TEXT PROVIDED:
........

[bug #66919] [troff] behavior change in some .hcode calls when a special character is the first argument

G. Branden Robinson Wed, 26 Mar 2025 03:21:24 -0700

Follow-up Comment #26, bug #66919 (group groff):

Okay, I told you to hold your horses in comment #21, but like me, you have a
loose grip on the reins when galloping through Esoteric Argument Pass.


[comment #23 comment #23:]
> Now we get to where my conceptual groundwork of comment #20 starts
> interacting with concrete examples.
> 
> [comment #19 comment #19:]
>> So I would say that this:
>> 
>> $ printf '.hcode A A\n.pchar aA\n' | groff 2>&1 | grep -E '(char|hyph)'
>> [snip]
>> 
>> ...illustrates neither "generation" of a (presumptively new) hyphenation
>> code
> 
> No character previously had a hyphenation code of 65, so groff has,
> conceptually, generated one.  Your input above tells groff, "I want the
> character 'A' to be considered a potential hyphenation point, and to be
> considered not equivalent to any existing characters with hyphenation
> codes."

No, that's not what that means.

........

[Visual layout records]
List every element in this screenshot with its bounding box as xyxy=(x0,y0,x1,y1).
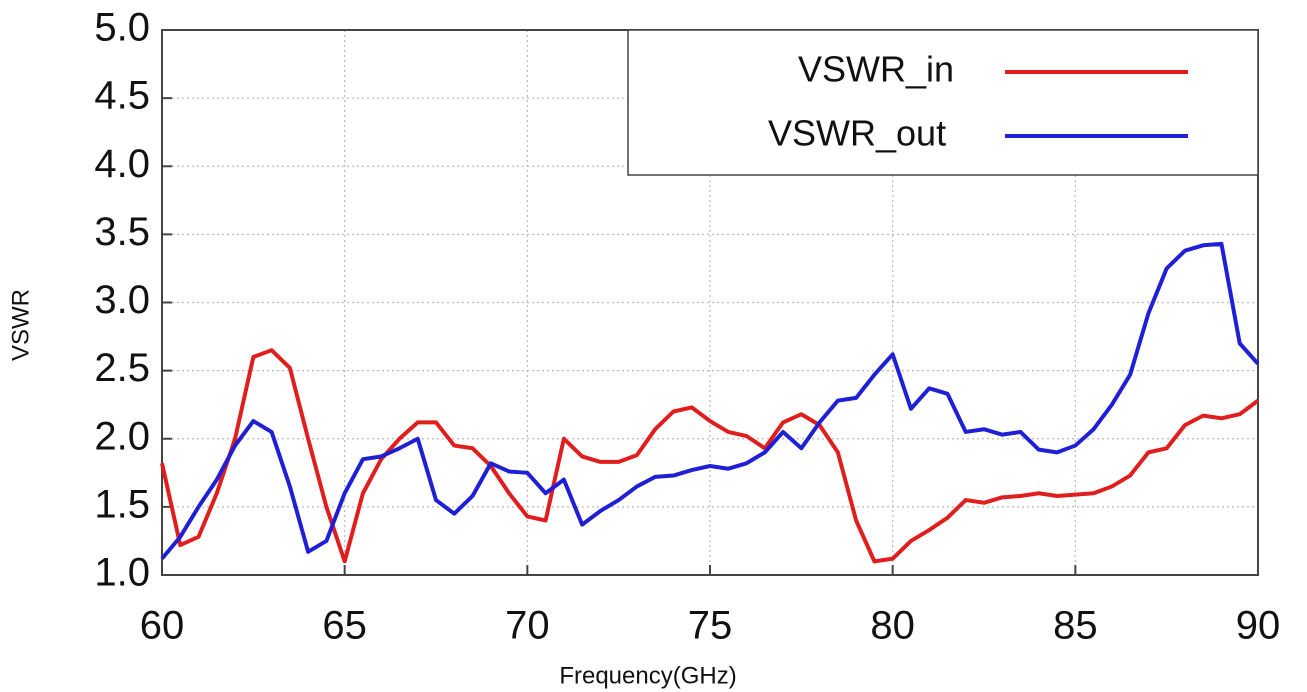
y-tick-label: 1.5 xyxy=(94,482,150,526)
y-tick-label: 3.5 xyxy=(94,210,150,254)
series-line xyxy=(160,241,1260,560)
y-axis-label: VSWR xyxy=(7,289,34,361)
y-tick-label: 5.0 xyxy=(94,6,150,50)
y-tick-label: 2.0 xyxy=(94,414,150,458)
x-tick-label: 60 xyxy=(140,604,185,648)
y-tick-label: 2.5 xyxy=(94,346,150,390)
y-tick-label: 4.0 xyxy=(94,142,150,186)
x-tick-label: 85 xyxy=(1053,604,1098,648)
legend-label: VSWR_out xyxy=(768,113,946,154)
x-tick-label: 90 xyxy=(1236,604,1281,648)
y-tick-label: 1.0 xyxy=(94,551,150,595)
y-tick-label: 4.5 xyxy=(94,74,150,118)
x-axis-label: Frequency(GHz) xyxy=(559,662,736,689)
legend-label: VSWR_in xyxy=(798,49,954,90)
series-line xyxy=(160,348,1260,564)
x-tick-label: 70 xyxy=(505,604,550,648)
x-tick-label: 65 xyxy=(322,604,367,648)
x-tick-label: 75 xyxy=(688,604,733,648)
y-tick-label: 3.0 xyxy=(94,278,150,322)
legend-box xyxy=(627,29,1259,176)
x-tick-label: 80 xyxy=(870,604,915,648)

........

TASKS TO PERFORM:
**a)** Retype part of the groff bug comment, beginning at the words "[bug #66919] [troff]" and stopping after the words "Esoteric Argument Pass.".
**b)** In the groff bug comment, in which earlier comment did the writer say to hold your horses?

ANSWERS FOR THIS EXERCISE:
**a)**
[bug #66919] [troff] behavior change in some .hcode calls when a special character is the first argument

G. Branden Robinson Wed, 26 Mar 2025 03:21:24 -0700

Follow-up Comment #26, bug #66919 (group groff):

Okay, I told you to hold your horses in comment #21, but like me, you have a
loose grip on the reins when galloping through Esoteric Argument Pass.

**b)** Comment #21.